What you need to do. Each record below must be returned exactly as shown.
** begin Record extracts **
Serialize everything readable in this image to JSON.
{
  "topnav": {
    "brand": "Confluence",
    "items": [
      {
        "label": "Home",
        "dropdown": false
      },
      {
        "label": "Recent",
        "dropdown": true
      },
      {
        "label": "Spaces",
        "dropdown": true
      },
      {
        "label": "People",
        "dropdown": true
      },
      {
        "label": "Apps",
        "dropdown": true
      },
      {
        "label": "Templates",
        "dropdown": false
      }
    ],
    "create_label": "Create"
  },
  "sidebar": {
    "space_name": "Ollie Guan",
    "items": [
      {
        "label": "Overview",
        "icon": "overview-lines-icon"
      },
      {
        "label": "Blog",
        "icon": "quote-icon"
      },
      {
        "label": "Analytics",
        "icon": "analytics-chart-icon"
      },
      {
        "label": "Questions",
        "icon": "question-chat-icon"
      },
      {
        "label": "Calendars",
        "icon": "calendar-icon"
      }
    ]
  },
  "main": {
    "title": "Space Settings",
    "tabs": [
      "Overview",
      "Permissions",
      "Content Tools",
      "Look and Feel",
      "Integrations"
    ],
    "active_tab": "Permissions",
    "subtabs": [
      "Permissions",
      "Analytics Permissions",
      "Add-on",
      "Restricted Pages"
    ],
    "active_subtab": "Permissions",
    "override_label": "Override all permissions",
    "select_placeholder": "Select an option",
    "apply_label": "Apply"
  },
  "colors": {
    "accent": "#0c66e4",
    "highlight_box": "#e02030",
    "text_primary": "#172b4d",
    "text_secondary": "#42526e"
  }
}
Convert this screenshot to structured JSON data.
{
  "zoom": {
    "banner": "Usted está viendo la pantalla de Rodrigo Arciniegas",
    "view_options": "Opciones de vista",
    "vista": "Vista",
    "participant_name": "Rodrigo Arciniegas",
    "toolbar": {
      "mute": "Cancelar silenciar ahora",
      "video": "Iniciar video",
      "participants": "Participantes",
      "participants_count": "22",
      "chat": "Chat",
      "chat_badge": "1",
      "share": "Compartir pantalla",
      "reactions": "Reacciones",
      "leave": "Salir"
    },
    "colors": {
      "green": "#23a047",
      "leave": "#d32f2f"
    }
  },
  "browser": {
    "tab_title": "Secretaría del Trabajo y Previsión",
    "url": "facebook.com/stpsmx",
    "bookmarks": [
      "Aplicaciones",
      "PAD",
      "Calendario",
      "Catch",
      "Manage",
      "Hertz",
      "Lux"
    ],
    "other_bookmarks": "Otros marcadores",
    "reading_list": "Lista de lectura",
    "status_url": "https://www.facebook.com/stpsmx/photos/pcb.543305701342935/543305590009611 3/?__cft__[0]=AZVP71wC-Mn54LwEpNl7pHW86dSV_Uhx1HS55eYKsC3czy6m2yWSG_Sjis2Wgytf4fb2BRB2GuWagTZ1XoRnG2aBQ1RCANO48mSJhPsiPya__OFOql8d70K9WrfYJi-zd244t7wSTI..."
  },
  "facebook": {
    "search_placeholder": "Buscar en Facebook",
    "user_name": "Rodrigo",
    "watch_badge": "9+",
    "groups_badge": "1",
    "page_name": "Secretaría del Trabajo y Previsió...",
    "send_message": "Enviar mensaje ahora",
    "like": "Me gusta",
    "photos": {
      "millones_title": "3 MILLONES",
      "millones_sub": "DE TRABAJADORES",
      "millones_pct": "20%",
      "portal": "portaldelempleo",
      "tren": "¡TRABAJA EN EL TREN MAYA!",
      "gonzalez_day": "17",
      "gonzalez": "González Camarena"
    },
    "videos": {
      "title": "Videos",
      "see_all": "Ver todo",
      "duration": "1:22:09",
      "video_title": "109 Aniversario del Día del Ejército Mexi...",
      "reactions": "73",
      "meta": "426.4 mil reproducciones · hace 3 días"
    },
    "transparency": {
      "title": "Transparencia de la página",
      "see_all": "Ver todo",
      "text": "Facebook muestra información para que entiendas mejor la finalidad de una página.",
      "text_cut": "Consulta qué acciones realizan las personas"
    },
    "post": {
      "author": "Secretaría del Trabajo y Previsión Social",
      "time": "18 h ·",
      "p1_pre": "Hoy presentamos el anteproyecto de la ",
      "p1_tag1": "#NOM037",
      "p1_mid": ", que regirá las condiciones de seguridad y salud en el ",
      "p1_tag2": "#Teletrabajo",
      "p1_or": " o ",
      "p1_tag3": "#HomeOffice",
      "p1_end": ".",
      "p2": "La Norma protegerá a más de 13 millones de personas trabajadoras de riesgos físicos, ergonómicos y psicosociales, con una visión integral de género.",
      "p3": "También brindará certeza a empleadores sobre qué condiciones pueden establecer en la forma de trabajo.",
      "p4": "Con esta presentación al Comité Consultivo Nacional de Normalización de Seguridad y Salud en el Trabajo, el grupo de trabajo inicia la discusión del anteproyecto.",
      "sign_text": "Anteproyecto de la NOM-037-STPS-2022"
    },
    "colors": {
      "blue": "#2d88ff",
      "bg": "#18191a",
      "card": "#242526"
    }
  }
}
** end Record extracts **
Written solution.
Serialize everything readable in this image to JSON.
{
  "topnav": {
    "brand": "Confluence",
    "items": [
      {
        "label": "Home",
        "dropdown": false
      },
      {
        "label": "Recent",
        "dropdown": true
      },
      {
        "label": "Spaces",
        "dropdown": true
      },
      {
        "label": "People",
        "dropdown": true
      },
      {
        "label": "Apps",
        "dropdown": true
      },
      {
        "label": "Templates",
        "dropdown": false
      }
    ],
    "create_label": "Create"
  },
  "sidebar": {
    "space_name": "Ollie Guan",
    "items": [
      {
        "label": "Overview",
        "icon": "overview-lines-icon"
      },
      {
        "label": "Blog",
        "icon": "quote-icon"
      },
      {
        "label": "Analytics",
        "icon": "analytics-chart-icon"
      },
      {
        "label": "Questions",
        "icon": "question-chat-icon"
      },
      {
        "label": "Calendars",
        "icon": "calendar-icon"
      }
    ]
  },
  "main": {
    "title": "Space Settings",
    "tabs": [
      "Overview",
      "Permissions",
      "Content Tools",
      "Look and Feel",
      "Integrations"
    ],
    "active_tab": "Permissions",
    "subtabs": [
      "Permissions",
      "Analytics Permissions",
      "Add-on",
      "Restricted Pages"
    ],
    "active_subtab": "Permissions",
    "override_label": "Override all permissions",
    "select_placeholder": "Select an option",
    "apply_label": "Apply"
  },
  "colors": {
    "accent": "#0c66e4",
    "highlight_box": "#e02030",
    "text_primary": "#172b4d",
    "text_secondary": "#42526e"
  }
}
Convert this screenshot to structured JSON data.
{
  "zoom": {
    "banner": "Usted está viendo la pantalla de Rodrigo Arciniegas",
    "view_options": "Opciones de vista",
    "vista": "Vista",
    "participant_name": "Rodrigo Arciniegas",
    "toolbar": {
      "mute": "Cancelar silenciar ahora",
      "video": "Iniciar video",
      "participants": "Participantes",
      "participants_count": "22",
      "chat": "Chat",
      "chat_badge": "1",
      "share": "Compartir pantalla",
      "reactions": "Reacciones",
      "leave": "Salir"
    },
    "colors": {
      "green": "#23a047",
      "leave": "#d32f2f"
    }
  },
  "browser": {
    "tab_title": "Secretaría del Trabajo y Previsión",
    "url": "facebook.com/stpsmx",
    "bookmarks": [
      "Aplicaciones",
      "PAD",
      "Calendario",
      "Catch",
      "Manage",
      "Hertz",
      "Lux"
    ],
    "other_bookmarks": "Otros marcadores",
    "reading_list": "Lista de lectura",
    "status_url": "https://www.facebook.com/stpsmx/photos/pcb.543305701342935/543305590009611 3/?__cft__[0]=AZVP71wC-Mn54LwEpNl7pHW86dSV_Uhx1HS55eYKsC3czy6m2yWSG_Sjis2Wgytf4fb2BRB2GuWagTZ1XoRnG2aBQ1RCANO48mSJhPsiPya__OFOql8d70K9WrfYJi-zd244t7wSTI..."
  },
  "facebook": {
    "search_placeholder": "Buscar en Facebook",
    "user_name": "Rodrigo",
    "watch_badge": "9+",
    "groups_badge": "1",
    "page_name": "Secretaría del Trabajo y Previsió...",
    "send_message": "Enviar mensaje ahora",
    "like": "Me gusta",
    "photos": {
      "millones_title": "3 MILLONES",
      "millones_sub": "DE TRABAJADORES",
      "millones_pct": "20%",
      "portal": "portaldelempleo",
      "tren": "¡TRABAJA EN EL TREN MAYA!",
      "gonzalez_day": "17",
      "gonzalez": "González Camarena"
    },
    "videos": {
      "title": "Videos",
      "see_all": "Ver todo",
      "duration": "1:22:09",
      "video_title": "109 Aniversario del Día del Ejército Mexi...",
      "reactions": "73",
      "meta": "426.4 mil reproducciones · hace 3 días"
    },
    "transparency": {
      "title": "Transparencia de la página",
      "see_all": "Ver todo",
      "text": "Facebook muestra información para que entiendas mejor la finalidad de una página.",
      "text_cut": "Consulta qué acciones realizan las personas"
    },
    "post": {
      "author": "Secretaría del Trabajo y Previsión Social",
      "time": "18 h ·",
      "p1_pre": "Hoy presentamos el anteproyecto de la ",
      "p1_tag1": "#NOM037",
      "p1_mid": ", que regirá las condiciones de seguridad y salud en el ",
      "p1_tag2": "#Teletrabajo",
      "p1_or": " o ",
      "p1_tag3": "#HomeOffice",
      "p1_end": ".",
      "p2": "La Norma protegerá a más de 13 millones de personas trabajadoras de riesgos físicos, ergonómicos y psicosociales, con una visión integral de género.",
      "p3": "También brindará certeza a empleadores sobre qué condiciones pueden establecer en la forma de trabajo.",
      "p4": "Con esta presentación al Comité Consultivo Nacional de Normalización de Seguridad y Salud en el Trabajo, el grupo de trabajo inicia la discusión del anteproyecto.",
      "sign_text": "Anteproyecto de la NOM-037-STPS-2022"
    },
    "colors": {
      "blue": "#2d88ff",
      "bg": "#18191a",
      "card": "#242526"
    }
  }
}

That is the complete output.